##### Records for the task

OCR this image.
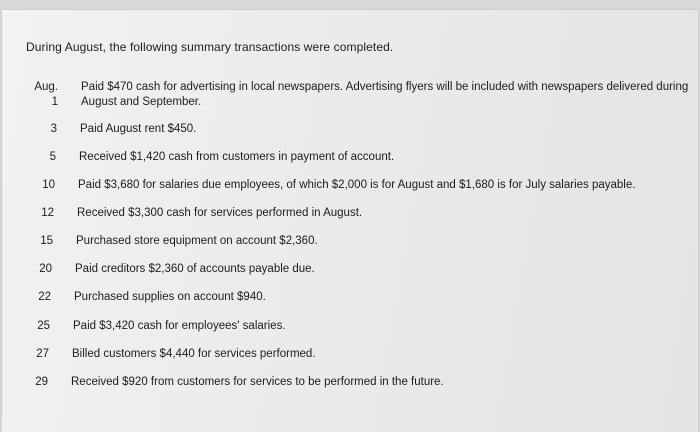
During August, the following summary transactions were completed.
Aug.
1
Paid $470 cash for advertising in local newspapers. Advertising flyers will be included with newspapers delivered during
August and September.
3 Paid August rent $450.
5 Received $1,420 cash from customers in payment of account.
10 Paid $3,680 for salaries due employees, of which $2,000 is for August and $1,680 is for July salaries payable.
12 Received $3,300 cash for services performed in August.
15 Purchased store equipment on account $2,360.
20 Paid creditors $2,360 of accounts payable due.
22 Purchased supplies on account $940.
25 Paid $3,420 cash for employees' salaries.
27 Billed customers $4,440 for services performed.
29 Received $920 from customers for services to be performed in the future.
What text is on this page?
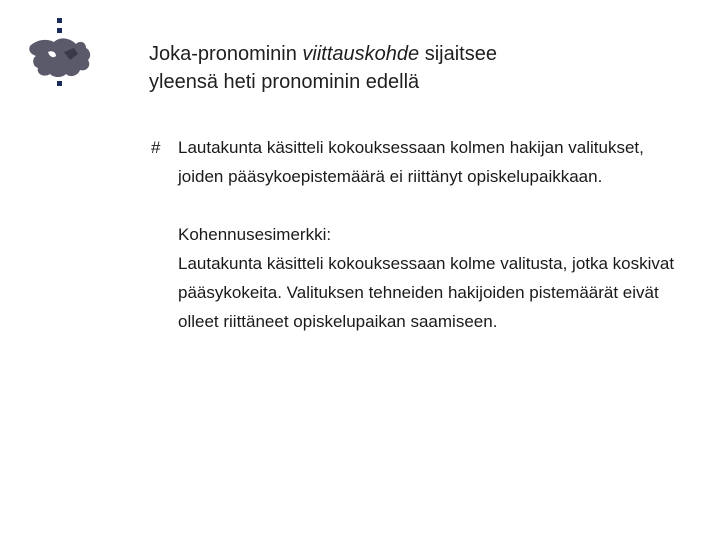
Joka-pronominin viittauskohde sijaitsee
yleensä heti pronominin edellä
#	Lautakunta käsitteli kokouksessaan kolmen hakijan valitukset, joiden pääsykoepistemäärä ei riittänyt opiskelupaikkaan.
Kohennusesimerkki:
Lautakunta käsitteli kokouksessaan kolme valitusta, jotka koskivat pääsykokeita. Valituksen tehneiden hakijoiden pistemäärät eivät olleet riittäneet opiskelupaikan saamiseen.
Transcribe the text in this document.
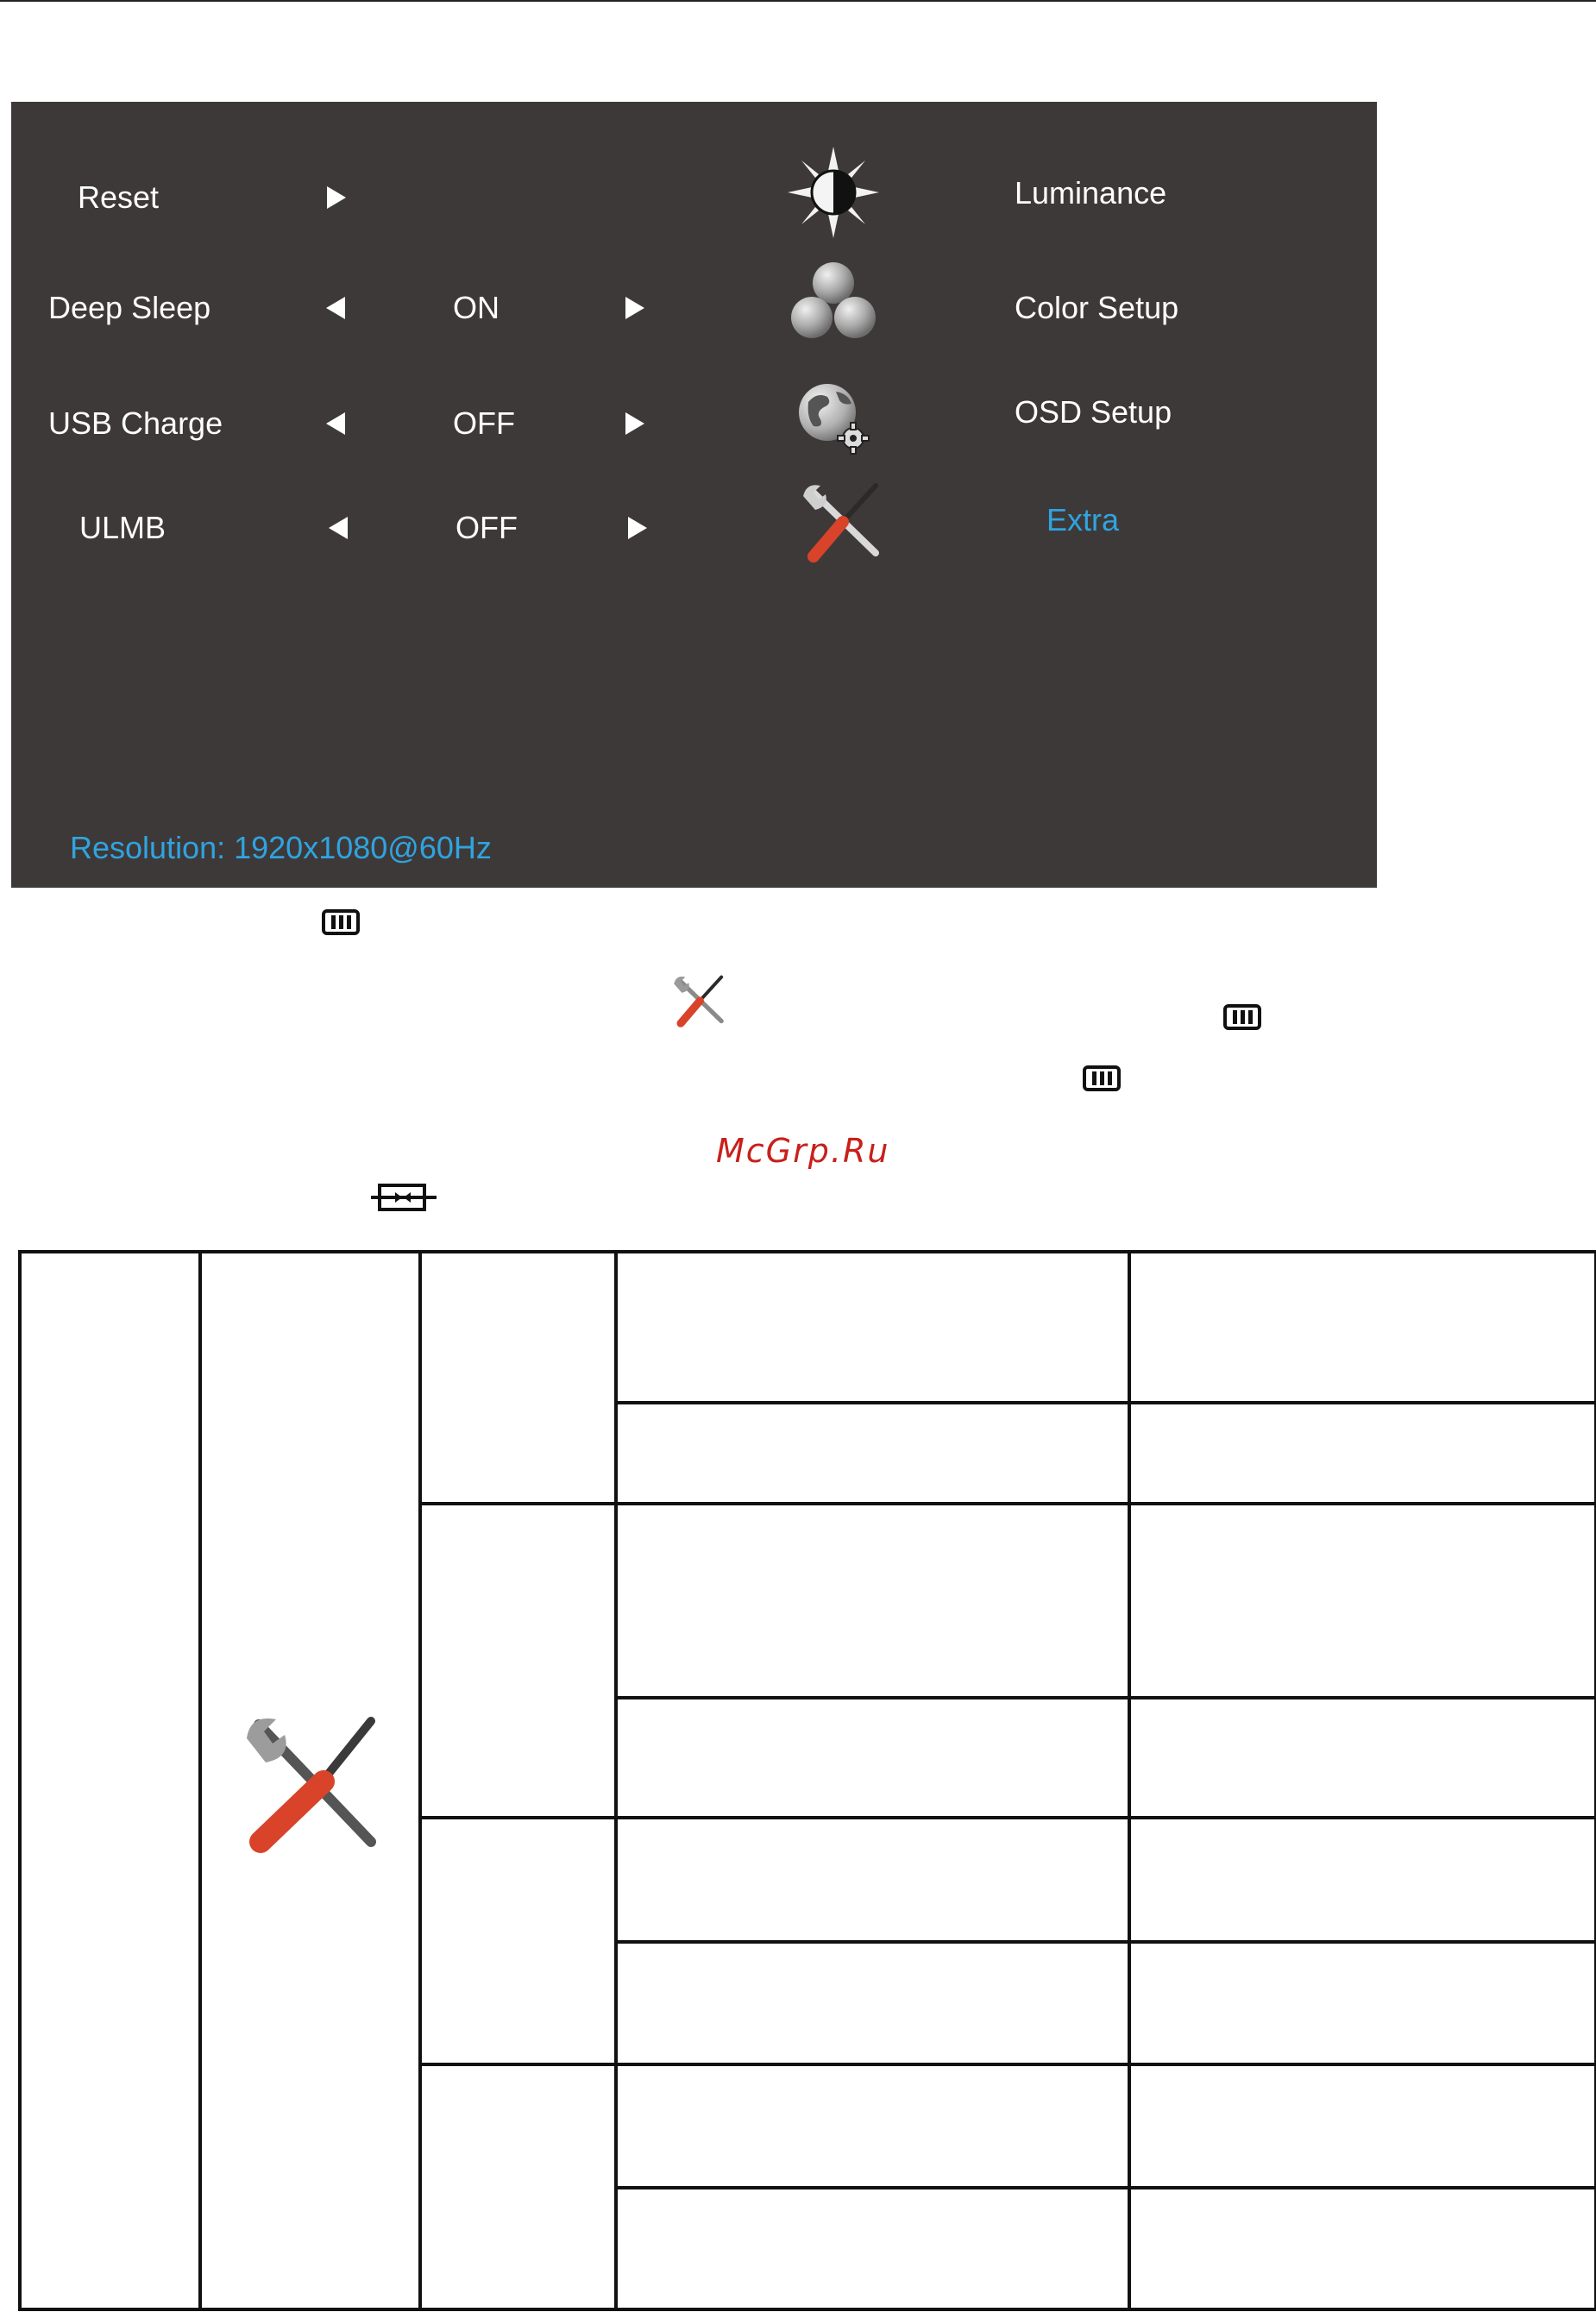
Reset
Deep Sleep	ON
USB Charge	OFF
ULMB	OFF
Luminance
Color Setup
OSD Setup
Extra
Resolution: 1920x1080@60Hz
McGrp.Ru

##########

■ Written instruction:
The line that contains "Transcribe the text in this document." opens the part to copy, and the last line of the records closes it; set down those lines exactly, pictures excluded.

■ Result for this task:
Transcribe the text in this document.
Reset
Deep Sleep	ON
USB Charge	OFF
ULMB	OFF
Luminance
Color Setup
OSD Setup
Extra
Resolution: 1920x1080@60Hz
McGrp.Ru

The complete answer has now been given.